== Listed records ==
========

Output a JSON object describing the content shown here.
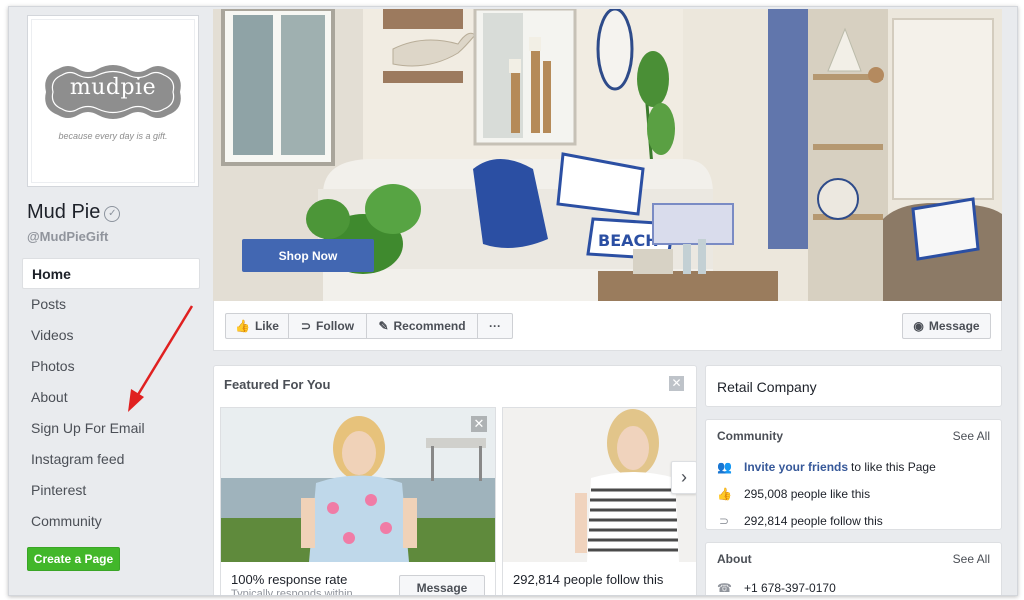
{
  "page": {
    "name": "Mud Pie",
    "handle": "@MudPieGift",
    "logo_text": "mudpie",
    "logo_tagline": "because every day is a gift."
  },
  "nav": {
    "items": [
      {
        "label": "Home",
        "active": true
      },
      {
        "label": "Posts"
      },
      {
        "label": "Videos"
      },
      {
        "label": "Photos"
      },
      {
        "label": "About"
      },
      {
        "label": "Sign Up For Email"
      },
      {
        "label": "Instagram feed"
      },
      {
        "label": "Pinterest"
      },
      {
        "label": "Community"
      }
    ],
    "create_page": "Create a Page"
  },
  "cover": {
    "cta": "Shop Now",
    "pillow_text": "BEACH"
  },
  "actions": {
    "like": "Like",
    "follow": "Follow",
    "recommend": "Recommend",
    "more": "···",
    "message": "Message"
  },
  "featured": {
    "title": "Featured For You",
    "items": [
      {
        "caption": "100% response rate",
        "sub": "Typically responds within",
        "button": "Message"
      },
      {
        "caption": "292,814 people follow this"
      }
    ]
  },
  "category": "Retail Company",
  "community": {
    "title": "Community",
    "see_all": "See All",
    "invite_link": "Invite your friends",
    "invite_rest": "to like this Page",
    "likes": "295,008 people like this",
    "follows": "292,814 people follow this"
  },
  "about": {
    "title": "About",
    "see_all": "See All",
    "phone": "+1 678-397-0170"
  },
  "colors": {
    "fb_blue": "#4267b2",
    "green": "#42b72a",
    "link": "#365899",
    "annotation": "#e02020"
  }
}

========

== Exercise aim ==
Lines containing the word "label" are to be tallied; report only the total.

== Answer below ==
9